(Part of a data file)
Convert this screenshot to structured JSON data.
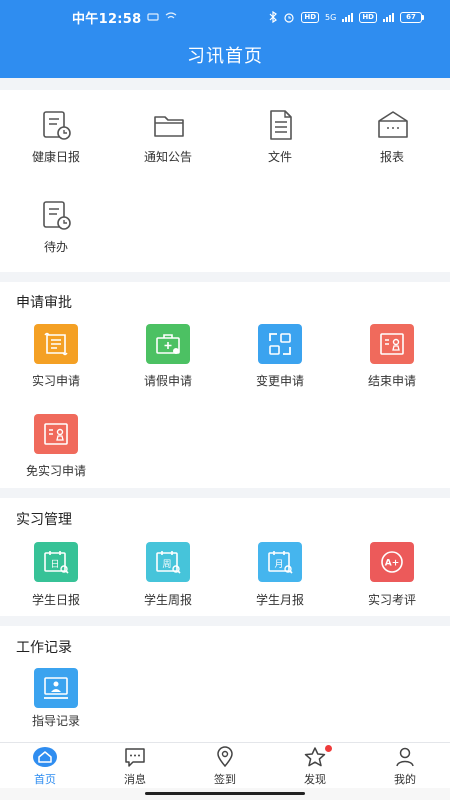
{
  "status": {
    "time": "中午12:58",
    "network": "5G",
    "battery": "67"
  },
  "title": "习讯首页",
  "quick": {
    "items": [
      {
        "label": "健康日报"
      },
      {
        "label": "通知公告"
      },
      {
        "label": "文件"
      },
      {
        "label": "报表"
      },
      {
        "label": "待办"
      }
    ]
  },
  "apply": {
    "title": "申请审批",
    "items": [
      {
        "label": "实习申请"
      },
      {
        "label": "请假申请"
      },
      {
        "label": "变更申请"
      },
      {
        "label": "结束申请"
      },
      {
        "label": "免实习申请"
      }
    ]
  },
  "manage": {
    "title": "实习管理",
    "items": [
      {
        "label": "学生日报",
        "glyph": "日"
      },
      {
        "label": "学生周报",
        "glyph": "周"
      },
      {
        "label": "学生月报",
        "glyph": "月"
      },
      {
        "label": "实习考评",
        "glyph": "A+"
      }
    ]
  },
  "records": {
    "title": "工作记录",
    "items": [
      {
        "label": "指导记录"
      }
    ]
  },
  "tabs": [
    {
      "label": "首页"
    },
    {
      "label": "消息"
    },
    {
      "label": "签到"
    },
    {
      "label": "发现"
    },
    {
      "label": "我的"
    }
  ],
  "colors": {
    "primary": "#2f8df0",
    "orange": "#f4a024",
    "green": "#4cc163",
    "blue": "#3ba3ef",
    "red": "#f06a5c",
    "teal": "#37c297",
    "cyan": "#46c4da",
    "skyblue": "#45b5ee",
    "crimson": "#ec5a5a"
  }
}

Description of the task —
Copy out all lines above that include the string "title".

Exercise solution —
  "title": "习讯首页",
    "title": "申请审批",
    "title": "实习管理",
    "title": "工作记录",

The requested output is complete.